*Direction 1*:
Write out the part of the listing that opens with the line containing "heatmap-cell-81 — [1407, 946, 1421, 1053]" and closes with the line containing "heatmap-cell-131 — [2226, 946, 2241, 1053]", with both of those lines included and every line copied unchanged.

* start Page excerpt *

This is a little thread to discuss the issue that I opened on github.
This would enable people to specify how long the local cache version of a repo is valid for (default would be 0 meaning things are always pulled from the remote).
This would mean that if the version: was set to a branch or tag name (or maybe even a hash) we would only look at checking out the most recent version in the local repo, unless the cache time was invalid.
This would drastically speed up / give the options to speed up ansible playbooks that have a lot of git module / repo usage.
mpdehaan was having a little trouble understanding my first explantation and suggested I post / discuss here, so I have!
To explain a little further:
Example 1 - If the cache_valid_time of a git module task is set to 0 the task would pull / update every time the task was run
Example 2 - If the cache_valid_time of a git module task was set to 1d (1day) the repo would only ever be pulled / updated at most once a day.
In example 1 you are guaranteed to, for example, always have the newest commit from a branch when your version is set to a branch
In example 2 you are not always guaranteed to have the latest commit from a branch, but you are guaranteed that you branch will only ever be 1 day behind.
I am aware git doesn’t really have a concept of caching in this way but I see no issue with building this nice feature into ansible.
As written in my issue on github this give users the option to drastically speed up playbooks that have a lot of git module tasks (for example one playbook that I work on has over 100 git module tasks)
Currently the above mentioned playbook tags all of the git module tasks with the tag ‘slow’. The cron that then runs the playbook runs the whole playbook with --skip-tags=“slow” on the 10,20,30,40,50 mins of an hour and runs the whole playbook (including slow tags) at 0 every hour. My idea is a much nicer way of effectively doing the same!
Does anyone have any comments, further thoughts or different ideas?
So I don’t think the git module should do anything that isn’t git native.
In this case, the time to check to see if something is up to date in git should be pretty minimal.
An unrelated request was to just have it check and see if the SHA was the latest, and not pull – though I think that will still take some time.
I suspect this might only be an extra few seconds per repo, might this be a good time for a quick coffee break?
You could also emulate this yourself by saving a timestamp file on the system and using register, and then seeing if it was from today or this hour, or similar?
To me this is git native, especially when tracking branches.
We could rename cache_valid_time to only_update_git_every_x it it feels better.
So when tracking a branch in git I don’t to a git pull / update everytime I want to work on a branch, I will, for example do it daily, or even weekly.
This is similar to apt, when we say we want the latest, but we only want the latest according to our local copy of what is latest.
This would be the same in git, we only want to latest version of a branch according to our local copy.
The process of doing a git pull on hundreds of repos is a timely process, hence why when I am local working on hundreds of repos I do not git pull before working on them, I do a mass pull every few days.
In my opinion this is a great thing to include in the module, limit pulling!
I could probably do it locally within my playbook but I feel that this is a feature that anybody else doing large numbers of tasks using the git module would appreciate.
To me this is git native, especially when tracking branches.
What I mean is, can show me the pointers in the git module where this is a
feature? It's not really.
Right now this would still be workable via logic in your playbook, using
shell commands / register, and so on.
We could rename cache_valid_time to only_update_git_every_x it it feels
better.
So when tracking a branch in git I don't to a git pull / update everytime
I want to work on a branch, I will, for example do it daily, or even weekly.
Ansible only needs to issue changes when there are changes upstream, but it
still needs to check.

* end Page excerpt *

*Direction 2*:
Give again, word for word, the part of the thread that opens with the words "In this case, the" and closes with "quick coffee break?".

* start Working data *

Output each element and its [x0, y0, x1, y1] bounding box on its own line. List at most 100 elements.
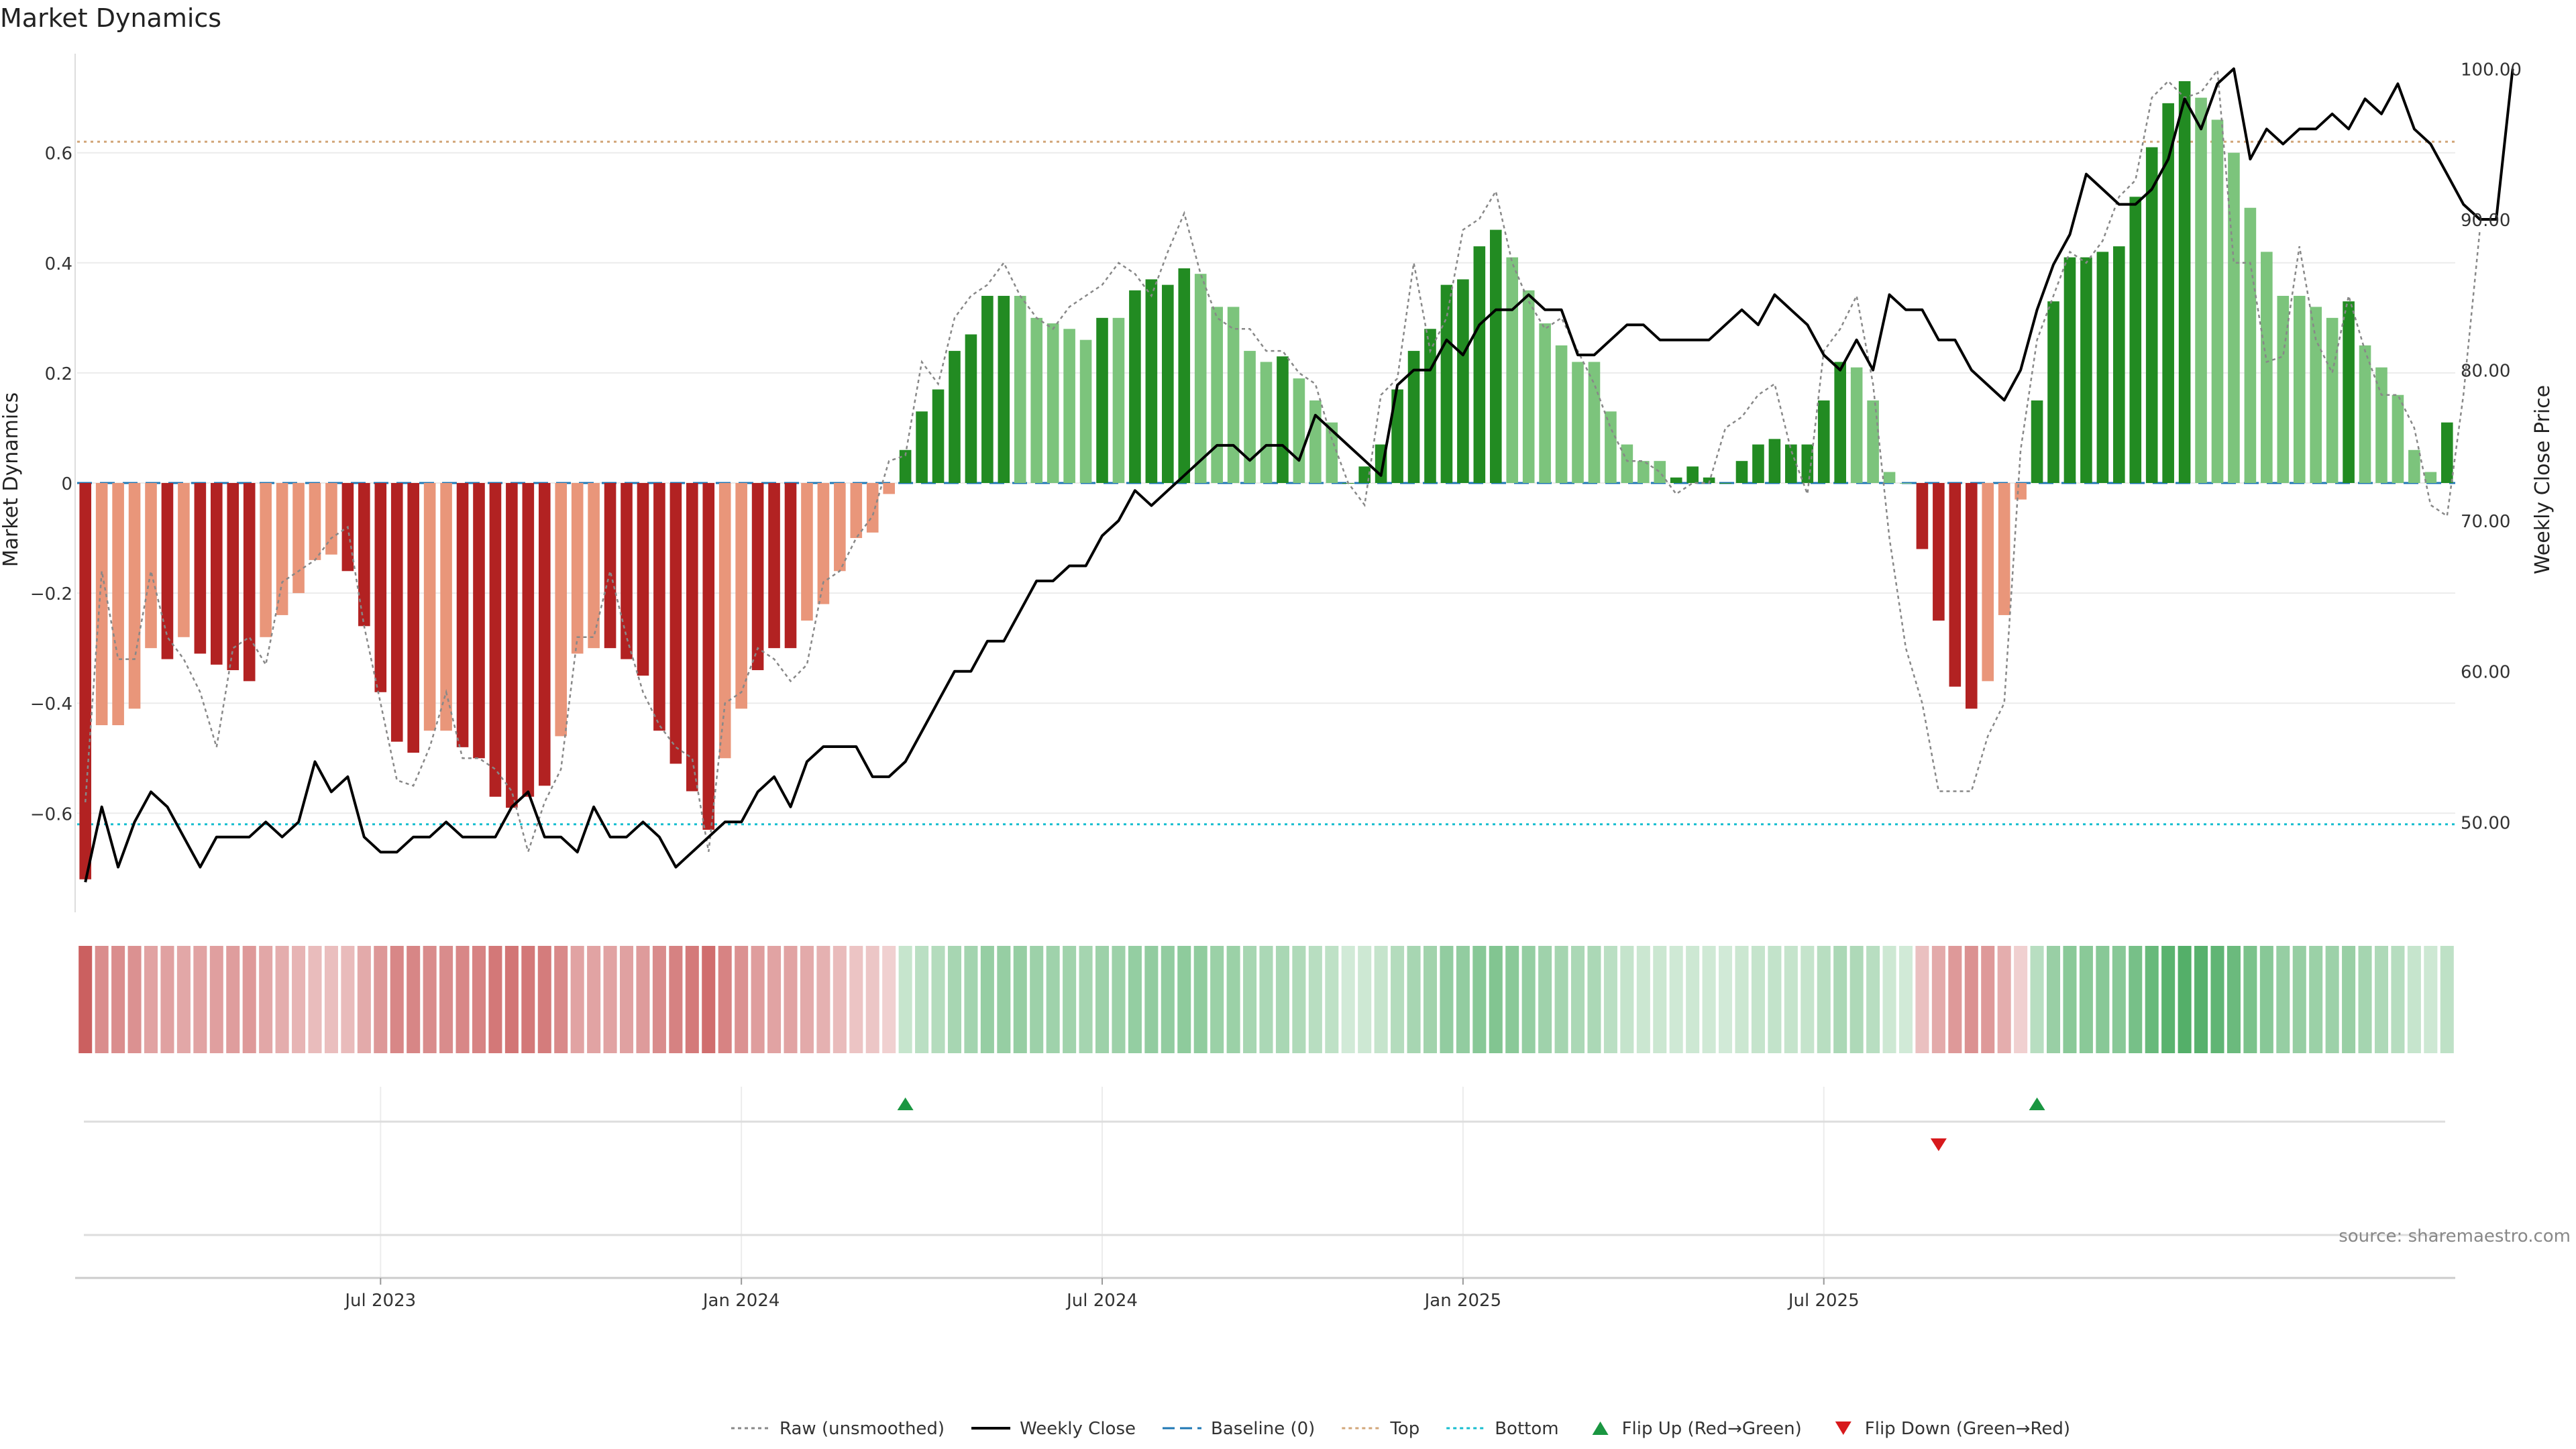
heatmap-cell-81 — [1407, 946, 1421, 1053]
heatmap-cell-14 — [308, 946, 322, 1053]
heatmap-cell-26 — [504, 946, 519, 1053]
x-tick-label-0: Jul 2023 — [343, 1291, 416, 1311]
legend-item-baseline: Baseline (0) — [1163, 1419, 1315, 1439]
left-axis-label: Market Dynamics — [0, 392, 23, 568]
heatmap-cell-128 — [2178, 946, 2192, 1053]
legend-label-baseline: Baseline (0) — [1211, 1419, 1315, 1439]
right-tick-label-5: 50.00 — [2461, 813, 2510, 833]
heatmap-cell-132 — [2243, 946, 2257, 1053]
left-tick-label-0: 0.6 — [45, 144, 72, 164]
x-tick-label-2: Jul 2024 — [1065, 1291, 1138, 1311]
legend-label-top: Top — [1389, 1419, 1419, 1439]
bar-123 — [2096, 252, 2109, 483]
bar-26 — [506, 483, 518, 808]
left-tick-label-1: 0.4 — [45, 254, 72, 274]
bar-117 — [1998, 483, 2010, 615]
heatmap-cell-54 — [964, 946, 978, 1053]
bar-136 — [2310, 307, 2322, 483]
heatmap-cell-92 — [1587, 946, 1601, 1053]
heatmap-cell-101 — [1735, 946, 1749, 1053]
bar-15 — [325, 483, 337, 555]
legend-item-flip_up: Flip Up (Red→Green) — [1592, 1419, 1802, 1439]
bar-122 — [2080, 257, 2092, 483]
bar-23 — [456, 483, 469, 747]
bar-12 — [276, 483, 288, 615]
bar-100 — [1719, 483, 1731, 484]
bar-3 — [128, 483, 141, 709]
heatmap-cell-131 — [2226, 946, 2241, 1053]
bar-55 — [981, 296, 994, 483]
heatmap-cell-142 — [2407, 946, 2421, 1053]
heatmap-cell-126 — [2145, 946, 2159, 1053]
bar-129 — [2195, 97, 2207, 484]
heatmap-cell-9 — [226, 946, 240, 1053]
heatmap-cell-112 — [1915, 946, 1929, 1053]
heatmap-cell-109 — [1866, 946, 1880, 1053]
bar-142 — [2408, 449, 2420, 483]
heatmap-cell-91 — [1570, 946, 1585, 1053]
bar-37 — [686, 483, 698, 792]
bar-109 — [1867, 400, 1879, 483]
heatmap-cell-13 — [292, 946, 306, 1053]
heatmap-cell-57 — [1013, 946, 1027, 1053]
bar-5 — [161, 483, 174, 659]
heatmap-cell-32 — [603, 946, 617, 1053]
heatmap-cell-46 — [833, 946, 847, 1053]
bar-18 — [374, 483, 387, 692]
bar-70 — [1227, 307, 1240, 483]
heatmap-cell-30 — [570, 946, 584, 1053]
bar-42 — [768, 483, 780, 649]
right-axis-label: Weekly Close Price — [2531, 385, 2555, 574]
bar-4 — [145, 483, 157, 649]
heatmap-cell-70 — [1226, 946, 1240, 1053]
heatmap-cell-93 — [1603, 946, 1617, 1053]
bar-22 — [440, 483, 452, 731]
left-tick-label-3: 0 — [61, 474, 72, 494]
right-tick-label-1: 90.00 — [2461, 211, 2510, 231]
bar-31 — [588, 483, 600, 649]
heatmap-cell-28 — [537, 946, 551, 1053]
heatmap-cell-23 — [455, 946, 470, 1053]
heatmap-cell-36 — [669, 946, 683, 1053]
heatmap-cell-59 — [1046, 946, 1060, 1053]
bar-46 — [834, 483, 846, 572]
heatmap-cell-82 — [1423, 946, 1438, 1053]
heatmap-cell-99 — [1702, 946, 1716, 1053]
bar-6 — [178, 483, 190, 637]
bar-48 — [866, 483, 879, 533]
heatmap-cell-130 — [2210, 946, 2224, 1053]
bar-57 — [1014, 296, 1026, 483]
heatmap-cell-110 — [1882, 946, 1896, 1053]
bar-93 — [1605, 411, 1617, 483]
heatmap-cell-120 — [2046, 946, 2061, 1053]
heatmap-cell-5 — [160, 946, 174, 1053]
bar-104 — [1785, 444, 1797, 483]
heatmap-cell-74 — [1292, 946, 1306, 1053]
heatmap-cell-88 — [1521, 946, 1536, 1053]
heatmap-cell-31 — [587, 946, 601, 1053]
heatmap-cell-139 — [2358, 946, 2372, 1053]
heatmap-cell-129 — [2194, 946, 2208, 1053]
heatmap-cell-17 — [357, 946, 371, 1053]
heatmap-cell-11 — [259, 946, 273, 1053]
bar-30 — [571, 483, 584, 654]
source-note: source: sharemaestro.com — [2339, 1226, 2571, 1246]
bar-119 — [2031, 400, 2043, 483]
heatmap-cell-65 — [1144, 946, 1159, 1053]
bar-35 — [653, 483, 665, 731]
bar-52 — [932, 389, 945, 483]
bar-17 — [358, 483, 370, 627]
bar-81 — [1407, 351, 1420, 483]
bar-2 — [112, 483, 124, 726]
heatmap-cell-143 — [2424, 946, 2438, 1053]
bar-60 — [1063, 329, 1075, 483]
heatmap-cell-103 — [1768, 946, 1782, 1053]
bar-54 — [965, 334, 977, 483]
heatmap-cell-97 — [1669, 946, 1683, 1053]
bar-73 — [1277, 356, 1289, 483]
bar-32 — [604, 483, 616, 649]
bar-137 — [2326, 317, 2339, 483]
legend-label-close: Weekly Close — [1020, 1419, 1136, 1439]
bar-28 — [538, 483, 551, 786]
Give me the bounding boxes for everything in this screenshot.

* end Working data *

*Answer 1*:
heatmap-cell-81 — [1407, 946, 1421, 1053]
heatmap-cell-14 — [308, 946, 322, 1053]
heatmap-cell-26 — [504, 946, 519, 1053]
x-tick-label-0: Jul 2023 — [343, 1291, 416, 1311]
legend-item-baseline: Baseline (0) — [1163, 1419, 1315, 1439]
left-axis-label: Market Dynamics — [0, 392, 23, 568]
heatmap-cell-128 — [2178, 946, 2192, 1053]
legend-label-baseline: Baseline (0) — [1211, 1419, 1315, 1439]
right-tick-label-5: 50.00 — [2461, 813, 2510, 833]
heatmap-cell-132 — [2243, 946, 2257, 1053]
left-tick-label-0: 0.6 — [45, 144, 72, 164]
x-tick-label-2: Jul 2024 — [1065, 1291, 1138, 1311]
legend-label-top: Top — [1389, 1419, 1419, 1439]
bar-123 — [2096, 252, 2109, 483]
bar-26 — [506, 483, 518, 808]
left-tick-label-1: 0.4 — [45, 254, 72, 274]
bar-117 — [1998, 483, 2010, 615]
heatmap-cell-54 — [964, 946, 978, 1053]
bar-136 — [2310, 307, 2322, 483]
heatmap-cell-92 — [1587, 946, 1601, 1053]
heatmap-cell-101 — [1735, 946, 1749, 1053]
bar-15 — [325, 483, 337, 555]
legend-item-flip_up: Flip Up (Red→Green) — [1592, 1419, 1802, 1439]
bar-122 — [2080, 257, 2092, 483]
bar-23 — [456, 483, 469, 747]
bar-12 — [276, 483, 288, 615]
bar-100 — [1719, 483, 1731, 484]
bar-3 — [128, 483, 141, 709]
heatmap-cell-131 — [2226, 946, 2241, 1053]

*Answer 2*:
In this case, the time to check to see if something is up to date in git should be pretty minimal.
An unrelated request was to just have it check and see if the SHA was the latest, and not pull – though I think that will still take some time.
I suspect this might only be an extra few seconds per repo, might this be a good time for a quick coffee break?